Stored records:

------------------------------------------------

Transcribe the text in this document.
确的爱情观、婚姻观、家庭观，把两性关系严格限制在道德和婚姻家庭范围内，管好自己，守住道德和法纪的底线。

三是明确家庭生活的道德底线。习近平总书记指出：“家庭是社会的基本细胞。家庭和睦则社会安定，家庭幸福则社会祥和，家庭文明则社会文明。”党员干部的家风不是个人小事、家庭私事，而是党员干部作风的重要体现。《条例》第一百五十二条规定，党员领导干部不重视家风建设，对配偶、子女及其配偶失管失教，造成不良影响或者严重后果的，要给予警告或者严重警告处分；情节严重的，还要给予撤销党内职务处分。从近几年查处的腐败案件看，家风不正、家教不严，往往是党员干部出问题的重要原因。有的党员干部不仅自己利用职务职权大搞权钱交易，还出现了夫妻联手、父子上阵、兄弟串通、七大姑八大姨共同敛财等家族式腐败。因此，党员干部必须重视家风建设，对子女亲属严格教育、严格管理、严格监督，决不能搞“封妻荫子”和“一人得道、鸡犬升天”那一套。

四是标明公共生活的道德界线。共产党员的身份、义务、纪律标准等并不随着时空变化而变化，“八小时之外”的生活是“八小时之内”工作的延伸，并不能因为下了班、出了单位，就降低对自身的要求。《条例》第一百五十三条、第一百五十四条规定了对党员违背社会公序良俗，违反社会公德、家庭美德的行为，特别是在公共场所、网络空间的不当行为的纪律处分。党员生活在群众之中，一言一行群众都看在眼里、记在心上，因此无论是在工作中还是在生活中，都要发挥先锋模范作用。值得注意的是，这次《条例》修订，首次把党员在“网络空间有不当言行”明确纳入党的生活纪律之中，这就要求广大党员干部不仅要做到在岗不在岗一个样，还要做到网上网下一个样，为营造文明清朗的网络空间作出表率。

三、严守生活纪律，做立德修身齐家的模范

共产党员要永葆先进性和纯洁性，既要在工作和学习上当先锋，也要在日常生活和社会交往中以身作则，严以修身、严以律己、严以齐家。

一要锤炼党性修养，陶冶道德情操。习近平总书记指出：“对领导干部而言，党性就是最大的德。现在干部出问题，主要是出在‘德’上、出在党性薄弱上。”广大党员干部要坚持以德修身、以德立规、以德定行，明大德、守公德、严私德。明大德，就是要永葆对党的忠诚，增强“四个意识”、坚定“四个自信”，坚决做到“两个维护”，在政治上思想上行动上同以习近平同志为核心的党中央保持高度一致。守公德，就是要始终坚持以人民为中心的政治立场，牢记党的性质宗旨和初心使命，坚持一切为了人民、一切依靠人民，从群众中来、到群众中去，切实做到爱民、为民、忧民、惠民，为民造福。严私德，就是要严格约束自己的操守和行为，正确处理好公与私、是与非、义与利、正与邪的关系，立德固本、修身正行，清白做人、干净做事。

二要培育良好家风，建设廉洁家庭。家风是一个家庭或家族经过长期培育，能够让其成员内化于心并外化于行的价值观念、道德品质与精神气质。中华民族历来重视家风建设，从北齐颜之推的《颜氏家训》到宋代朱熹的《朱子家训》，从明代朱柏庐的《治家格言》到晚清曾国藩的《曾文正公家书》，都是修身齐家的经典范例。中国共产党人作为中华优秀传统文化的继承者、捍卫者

------------------------------------------------

Write out all the records above again, exactly as they stand.

— Expected output —
Transcribe the text in this document.
确的爱情观、婚姻观、家庭观，把两性关系严格限制在道德和婚姻家庭范围内，管好自己，守住道德和法纪的底线。

三是明确家庭生活的道德底线。习近平总书记指出：“家庭是社会的基本细胞。家庭和睦则社会安定，家庭幸福则社会祥和，家庭文明则社会文明。”党员干部的家风不是个人小事、家庭私事，而是党员干部作风的重要体现。《条例》第一百五十二条规定，党员领导干部不重视家风建设，对配偶、子女及其配偶失管失教，造成不良影响或者严重后果的，要给予警告或者严重警告处分；情节严重的，还要给予撤销党内职务处分。从近几年查处的腐败案件看，家风不正、家教不严，往往是党员干部出问题的重要原因。有的党员干部不仅自己利用职务职权大搞权钱交易，还出现了夫妻联手、父子上阵、兄弟串通、七大姑八大姨共同敛财等家族式腐败。因此，党员干部必须重视家风建设，对子女亲属严格教育、严格管理、严格监督，决不能搞“封妻荫子”和“一人得道、鸡犬升天”那一套。

四是标明公共生活的道德界线。共产党员的身份、义务、纪律标准等并不随着时空变化而变化，“八小时之外”的生活是“八小时之内”工作的延伸，并不能因为下了班、出了单位，就降低对自身的要求。《条例》第一百五十三条、第一百五十四条规定了对党员违背社会公序良俗，违反社会公德、家庭美德的行为，特别是在公共场所、网络空间的不当行为的纪律处分。党员生活在群众之中，一言一行群众都看在眼里、记在心上，因此无论是在工作中还是在生活中，都要发挥先锋模范作用。值得注意的是，这次《条例》修订，首次把党员在“网络空间有不当言行”明确纳入党的生活纪律之中，这就要求广大党员干部不仅要做到在岗不在岗一个样，还要做到网上网下一个样，为营造文明清朗的网络空间作出表率。

三、严守生活纪律，做立德修身齐家的模范

共产党员要永葆先进性和纯洁性，既要在工作和学习上当先锋，也要在日常生活和社会交往中以身作则，严以修身、严以律己、严以齐家。

一要锤炼党性修养，陶冶道德情操。习近平总书记指出：“对领导干部而言，党性就是最大的德。现在干部出问题，主要是出在‘德’上、出在党性薄弱上。”广大党员干部要坚持以德修身、以德立规、以德定行，明大德、守公德、严私德。明大德，就是要永葆对党的忠诚，增强“四个意识”、坚定“四个自信”，坚决做到“两个维护”，在政治上思想上行动上同以习近平同志为核心的党中央保持高度一致。守公德，就是要始终坚持以人民为中心的政治立场，牢记党的性质宗旨和初心使命，坚持一切为了人民、一切依靠人民，从群众中来、到群众中去，切实做到爱民、为民、忧民、惠民，为民造福。严私德，就是要严格约束自己的操守和行为，正确处理好公与私、是与非、义与利、正与邪的关系，立德固本、修身正行，清白做人、干净做事。

二要培育良好家风，建设廉洁家庭。家风是一个家庭或家族经过长期培育，能够让其成员内化于心并外化于行的价值观念、道德品质与精神气质。中华民族历来重视家风建设，从北齐颜之推的《颜氏家训》到宋代朱熹的《朱子家训》，从明代朱柏庐的《治家格言》到晚清曾国藩的《曾文正公家书》，都是修身齐家的经典范例。中国共产党人作为中华优秀传统文化的继承者、捍卫者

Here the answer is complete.